*** Data for processing ***

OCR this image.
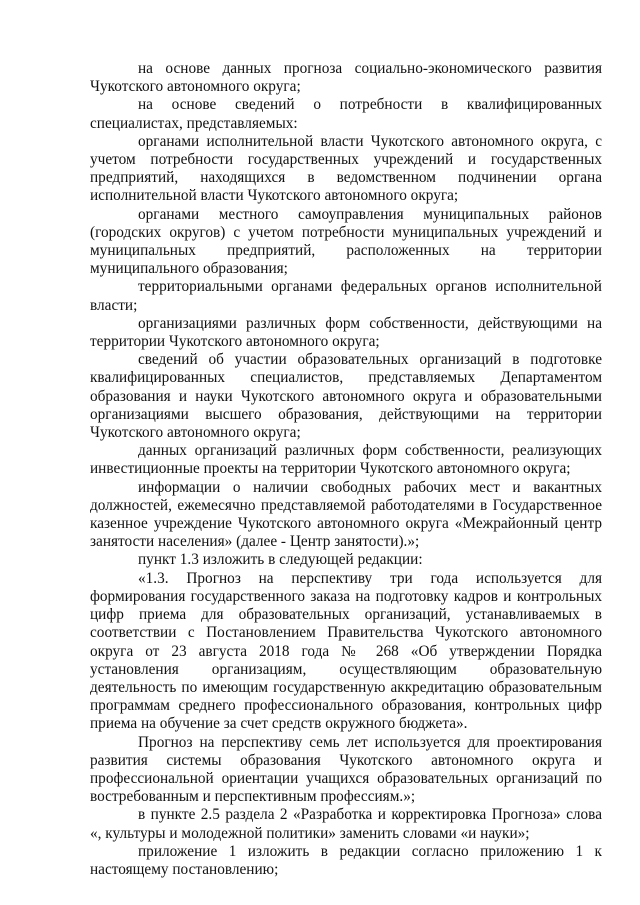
на основе данных прогноза социально-экономического развития Чукотского автономного округа;

на основе сведений о потребности в квалифицированных специалистах, представляемых:

органами исполнительной власти Чукотского автономного округа, с учетом потребности государственных учреждений и государственных предприятий, находящихся в ведомственном подчинении органа исполнительной власти Чукотского автономного округа;

органами местного самоуправления муниципальных районов (городских округов) с учетом потребности муниципальных учреждений и муниципальных предприятий, расположенных на территории муниципального образования;

территориальными органами федеральных органов исполнительной власти;

организациями различных форм собственности, действующими на территории Чукотского автономного округа;

сведений об участии образовательных организаций в подготовке квалифицированных специалистов, представляемых Департаментом образования и науки Чукотского автономного округа и образовательными организациями высшего образования, действующими на территории Чукотского автономного округа;

данных организаций различных форм собственности, реализующих инвестиционные проекты на территории Чукотского автономного округа;

информации о наличии свободных рабочих мест и вакантных должностей, ежемесячно представляемой работодателями в Государственное казенное учреждение Чукотского автономного округа «Межрайонный центр занятости населения» (далее - Центр занятости).»;

пункт 1.3 изложить в следующей редакции:

«1.3. Прогноз на перспективу три года используется для формирования государственного заказа на подготовку кадров и контрольных цифр приема для образовательных организаций, устанавливаемых в соответствии с Постановлением Правительства Чукотского автономного округа от 23 августа 2018 года № 268 «Об утверждении Порядка установления организациям, осуществляющим образовательную деятельность по имеющим государственную аккредитацию образовательным программам среднего профессионального образования, контрольных цифр приема на обучение за счет средств окружного бюджета».

Прогноз на перспективу семь лет используется для проектирования развития системы образования Чукотского автономного округа и профессиональной ориентации учащихся образовательных организаций по востребованным и перспективным профессиям.»;

в пункте 2.5 раздела 2 «Разработка и корректировка Прогноза» слова «, культуры и молодежной политики» заменить словами «и науки»;

приложение 1 изложить в редакции согласно приложению 1 к настоящему постановлению;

***

# Task to carry out
Find the lines above that include the string "организациями" and copy them.

# Task output
организациями различных форм собственности, действующими на территории Чукотского автономного округа;
сведений об участии образовательных организаций в подготовке квалифицированных специалистов, представляемых Департаментом образования и науки Чукотского автономного округа и образовательными организациями высшего образования, действующими на территории Чукотского автономного округа;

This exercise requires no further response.